Brief.
Transcribe the data in full and exactly, omitting any pictures.

Exercise inputs.
· · · · ·

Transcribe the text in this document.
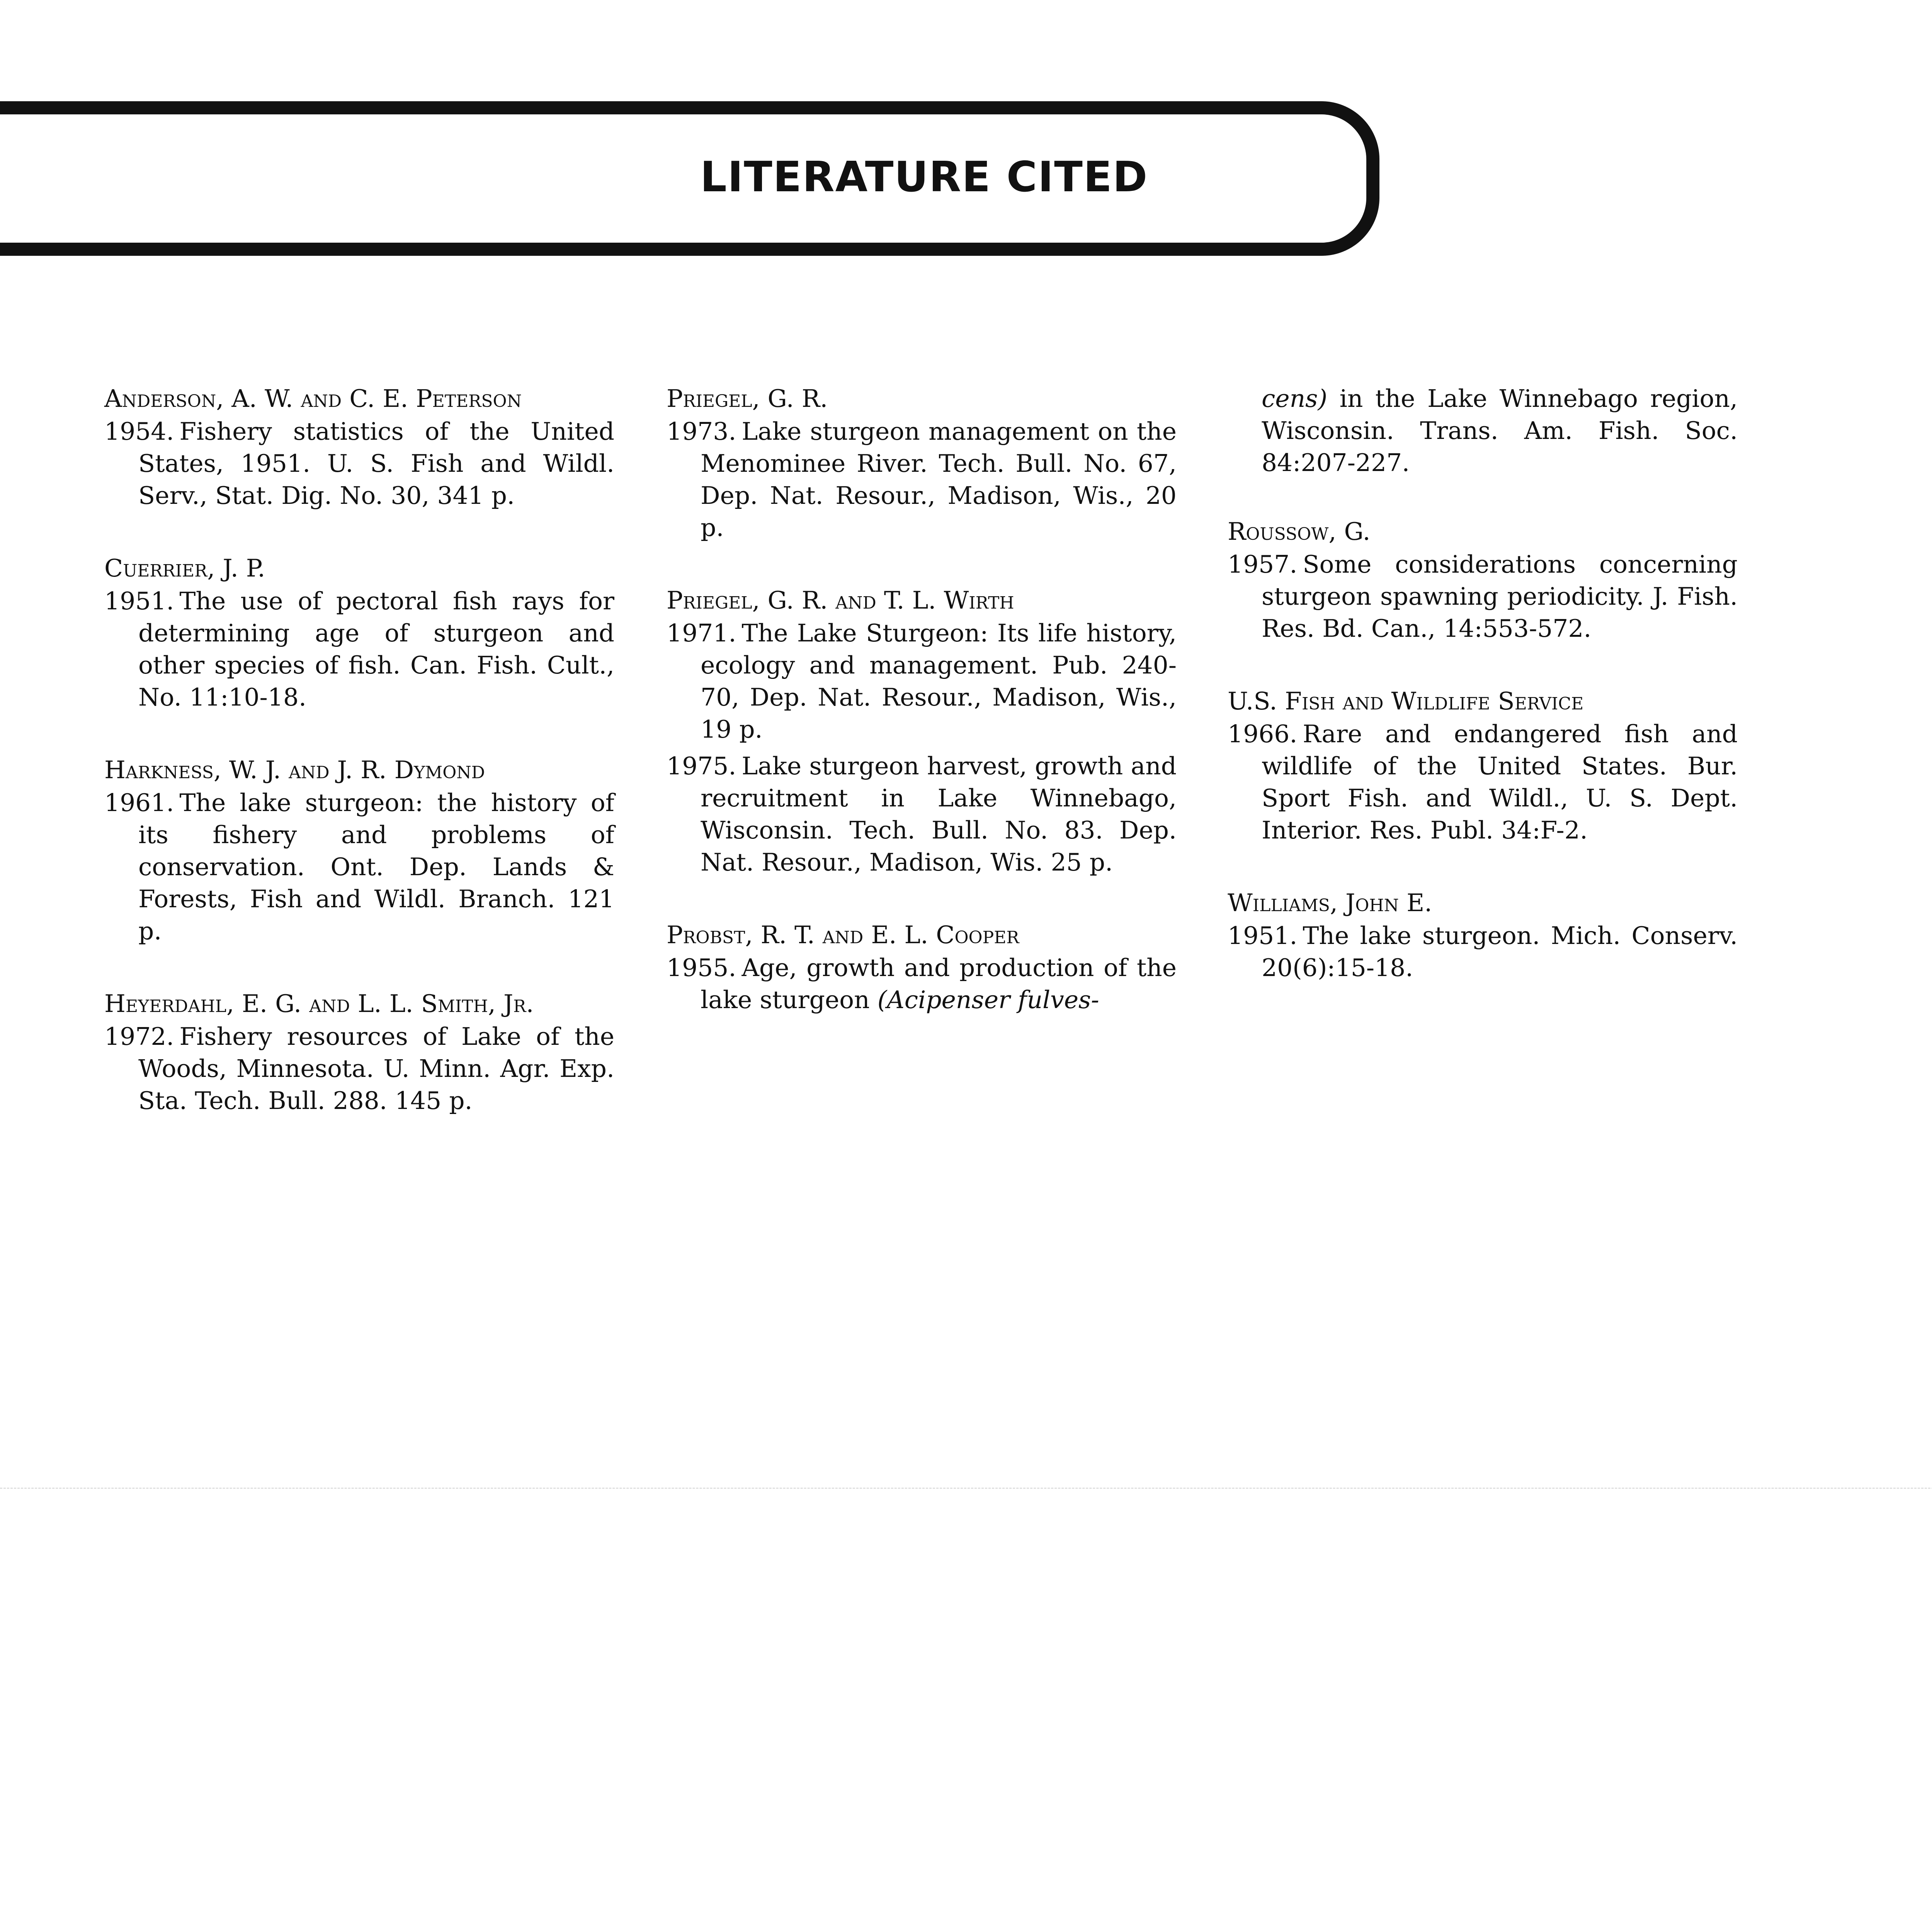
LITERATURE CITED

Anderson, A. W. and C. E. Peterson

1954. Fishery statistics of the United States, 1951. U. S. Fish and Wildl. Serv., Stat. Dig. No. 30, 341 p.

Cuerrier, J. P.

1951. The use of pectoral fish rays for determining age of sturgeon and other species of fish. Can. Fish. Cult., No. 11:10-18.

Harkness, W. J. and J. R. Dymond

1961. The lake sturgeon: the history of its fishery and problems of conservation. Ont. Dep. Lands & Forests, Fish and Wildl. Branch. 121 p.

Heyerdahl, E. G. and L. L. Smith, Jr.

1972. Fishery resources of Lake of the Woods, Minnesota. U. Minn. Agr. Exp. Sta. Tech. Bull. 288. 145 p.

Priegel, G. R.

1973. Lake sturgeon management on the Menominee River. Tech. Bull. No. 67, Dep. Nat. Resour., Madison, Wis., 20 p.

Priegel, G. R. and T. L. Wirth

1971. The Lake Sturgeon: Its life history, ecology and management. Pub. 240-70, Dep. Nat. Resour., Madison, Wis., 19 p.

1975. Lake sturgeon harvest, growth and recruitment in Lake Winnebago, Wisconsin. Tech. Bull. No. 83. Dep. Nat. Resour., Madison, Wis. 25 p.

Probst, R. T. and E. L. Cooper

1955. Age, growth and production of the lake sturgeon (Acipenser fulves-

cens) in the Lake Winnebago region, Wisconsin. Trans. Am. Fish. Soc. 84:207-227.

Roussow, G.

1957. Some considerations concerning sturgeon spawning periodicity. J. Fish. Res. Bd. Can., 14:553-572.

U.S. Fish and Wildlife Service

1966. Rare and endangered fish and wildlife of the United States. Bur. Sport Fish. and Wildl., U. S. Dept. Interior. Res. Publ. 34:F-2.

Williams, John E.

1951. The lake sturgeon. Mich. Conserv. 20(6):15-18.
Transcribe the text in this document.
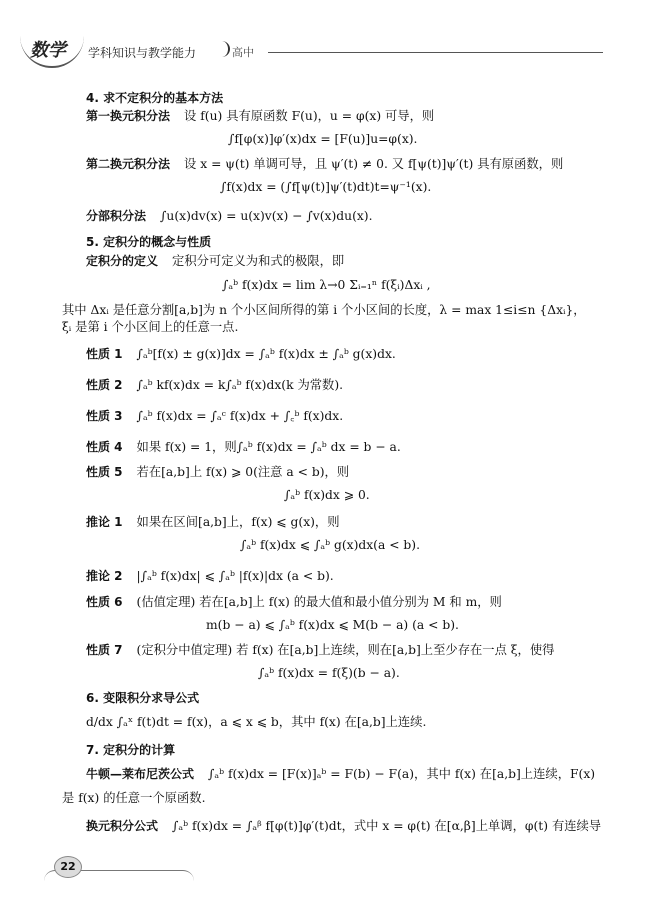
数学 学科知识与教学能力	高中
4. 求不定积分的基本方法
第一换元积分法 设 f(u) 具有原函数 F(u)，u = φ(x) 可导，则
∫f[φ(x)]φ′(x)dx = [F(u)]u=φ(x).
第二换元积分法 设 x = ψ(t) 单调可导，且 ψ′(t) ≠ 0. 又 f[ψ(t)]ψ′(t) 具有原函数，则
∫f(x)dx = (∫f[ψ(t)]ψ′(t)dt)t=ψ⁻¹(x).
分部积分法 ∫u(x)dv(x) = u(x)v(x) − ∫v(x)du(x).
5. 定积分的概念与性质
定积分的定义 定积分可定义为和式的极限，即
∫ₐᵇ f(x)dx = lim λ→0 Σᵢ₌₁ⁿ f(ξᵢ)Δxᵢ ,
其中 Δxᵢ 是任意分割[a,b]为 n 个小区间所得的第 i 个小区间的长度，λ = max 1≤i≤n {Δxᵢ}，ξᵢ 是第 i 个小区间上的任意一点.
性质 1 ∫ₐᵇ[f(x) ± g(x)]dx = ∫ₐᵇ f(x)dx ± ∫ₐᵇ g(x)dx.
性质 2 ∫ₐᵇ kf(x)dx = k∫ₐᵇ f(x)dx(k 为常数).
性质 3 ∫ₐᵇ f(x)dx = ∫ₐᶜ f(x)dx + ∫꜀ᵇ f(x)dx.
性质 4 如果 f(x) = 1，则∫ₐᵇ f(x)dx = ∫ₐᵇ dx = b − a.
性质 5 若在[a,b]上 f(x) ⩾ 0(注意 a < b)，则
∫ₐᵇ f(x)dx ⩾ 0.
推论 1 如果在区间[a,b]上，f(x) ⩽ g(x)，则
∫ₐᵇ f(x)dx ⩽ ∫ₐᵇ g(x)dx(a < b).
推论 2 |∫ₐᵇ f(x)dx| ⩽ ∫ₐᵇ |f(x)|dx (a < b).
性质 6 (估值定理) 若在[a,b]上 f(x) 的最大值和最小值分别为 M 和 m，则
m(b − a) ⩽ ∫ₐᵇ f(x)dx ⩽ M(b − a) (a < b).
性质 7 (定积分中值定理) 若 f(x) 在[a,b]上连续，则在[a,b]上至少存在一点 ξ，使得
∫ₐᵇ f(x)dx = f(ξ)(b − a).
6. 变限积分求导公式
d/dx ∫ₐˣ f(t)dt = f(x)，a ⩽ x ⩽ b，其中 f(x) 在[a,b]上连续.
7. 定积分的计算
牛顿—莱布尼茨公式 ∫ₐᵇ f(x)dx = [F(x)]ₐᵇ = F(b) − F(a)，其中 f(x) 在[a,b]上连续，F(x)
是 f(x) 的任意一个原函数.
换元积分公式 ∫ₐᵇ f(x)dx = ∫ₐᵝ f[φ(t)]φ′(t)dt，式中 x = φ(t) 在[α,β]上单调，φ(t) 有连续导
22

· · · · ·

Task output.
Transcribe the text in this document.
LITERATURE CITED

Anderson, A. W. and C. E. Peterson

1954. Fishery statistics of the United States, 1951. U. S. Fish and Wildl. Serv., Stat. Dig. No. 30, 341 p.

Cuerrier, J. P.

1951. The use of pectoral fish rays for determining age of sturgeon and other species of fish. Can. Fish. Cult., No. 11:10-18.

Harkness, W. J. and J. R. Dymond

1961. The lake sturgeon: the history of its fishery and problems of conservation. Ont. Dep. Lands & Forests, Fish and Wildl. Branch. 121 p.

Heyerdahl, E. G. and L. L. Smith, Jr.

1972. Fishery resources of Lake of the Woods, Minnesota. U. Minn. Agr. Exp. Sta. Tech. Bull. 288. 145 p.

Priegel, G. R.

1973. Lake sturgeon management on the Menominee River. Tech. Bull. No. 67, Dep. Nat. Resour., Madison, Wis., 20 p.

Priegel, G. R. and T. L. Wirth

1971. The Lake Sturgeon: Its life history, ecology and management. Pub. 240-70, Dep. Nat. Resour., Madison, Wis., 19 p.

1975. Lake sturgeon harvest, growth and recruitment in Lake Winnebago, Wisconsin. Tech. Bull. No. 83. Dep. Nat. Resour., Madison, Wis. 25 p.

Probst, R. T. and E. L. Cooper

1955. Age, growth and production of the lake sturgeon (Acipenser fulves-

cens) in the Lake Winnebago region, Wisconsin. Trans. Am. Fish. Soc. 84:207-227.

Roussow, G.

1957. Some considerations concerning sturgeon spawning periodicity. J. Fish. Res. Bd. Can., 14:553-572.

U.S. Fish and Wildlife Service

1966. Rare and endangered fish and wildlife of the United States. Bur. Sport Fish. and Wildl., U. S. Dept. Interior. Res. Publ. 34:F-2.

Williams, John E.

1951. The lake sturgeon. Mich. Conserv. 20(6):15-18.
Transcribe the text in this document.
数学 学科知识与教学能力	高中
4. 求不定积分的基本方法
第一换元积分法 设 f(u) 具有原函数 F(u)，u = φ(x) 可导，则
∫f[φ(x)]φ′(x)dx = [F(u)]u=φ(x).
第二换元积分法 设 x = ψ(t) 单调可导，且 ψ′(t) ≠ 0. 又 f[ψ(t)]ψ′(t) 具有原函数，则
∫f(x)dx = (∫f[ψ(t)]ψ′(t)dt)t=ψ⁻¹(x).
分部积分法 ∫u(x)dv(x) = u(x)v(x) − ∫v(x)du(x).
5. 定积分的概念与性质
定积分的定义 定积分可定义为和式的极限，即
∫ₐᵇ f(x)dx = lim λ→0 Σᵢ₌₁ⁿ f(ξᵢ)Δxᵢ ,
其中 Δxᵢ 是任意分割[a,b]为 n 个小区间所得的第 i 个小区间的长度，λ = max 1≤i≤n {Δxᵢ}，ξᵢ 是第 i 个小区间上的任意一点.
性质 1 ∫ₐᵇ[f(x) ± g(x)]dx = ∫ₐᵇ f(x)dx ± ∫ₐᵇ g(x)dx.
性质 2 ∫ₐᵇ kf(x)dx = k∫ₐᵇ f(x)dx(k 为常数).
性质 3 ∫ₐᵇ f(x)dx = ∫ₐᶜ f(x)dx + ∫꜀ᵇ f(x)dx.
性质 4 如果 f(x) = 1，则∫ₐᵇ f(x)dx = ∫ₐᵇ dx = b − a.
性质 5 若在[a,b]上 f(x) ⩾ 0(注意 a < b)，则
∫ₐᵇ f(x)dx ⩾ 0.
推论 1 如果在区间[a,b]上，f(x) ⩽ g(x)，则
∫ₐᵇ f(x)dx ⩽ ∫ₐᵇ g(x)dx(a < b).
推论 2 |∫ₐᵇ f(x)dx| ⩽ ∫ₐᵇ |f(x)|dx (a < b).
性质 6 (估值定理) 若在[a,b]上 f(x) 的最大值和最小值分别为 M 和 m，则
m(b − a) ⩽ ∫ₐᵇ f(x)dx ⩽ M(b − a) (a < b).
性质 7 (定积分中值定理) 若 f(x) 在[a,b]上连续，则在[a,b]上至少存在一点 ξ，使得
∫ₐᵇ f(x)dx = f(ξ)(b − a).
6. 变限积分求导公式
d/dx ∫ₐˣ f(t)dt = f(x)，a ⩽ x ⩽ b，其中 f(x) 在[a,b]上连续.
7. 定积分的计算
牛顿—莱布尼茨公式 ∫ₐᵇ f(x)dx = [F(x)]ₐᵇ = F(b) − F(a)，其中 f(x) 在[a,b]上连续，F(x)
是 f(x) 的任意一个原函数.
换元积分公式 ∫ₐᵇ f(x)dx = ∫ₐᵝ f[φ(t)]φ′(t)dt，式中 x = φ(t) 在[α,β]上单调，φ(t) 有连续导
22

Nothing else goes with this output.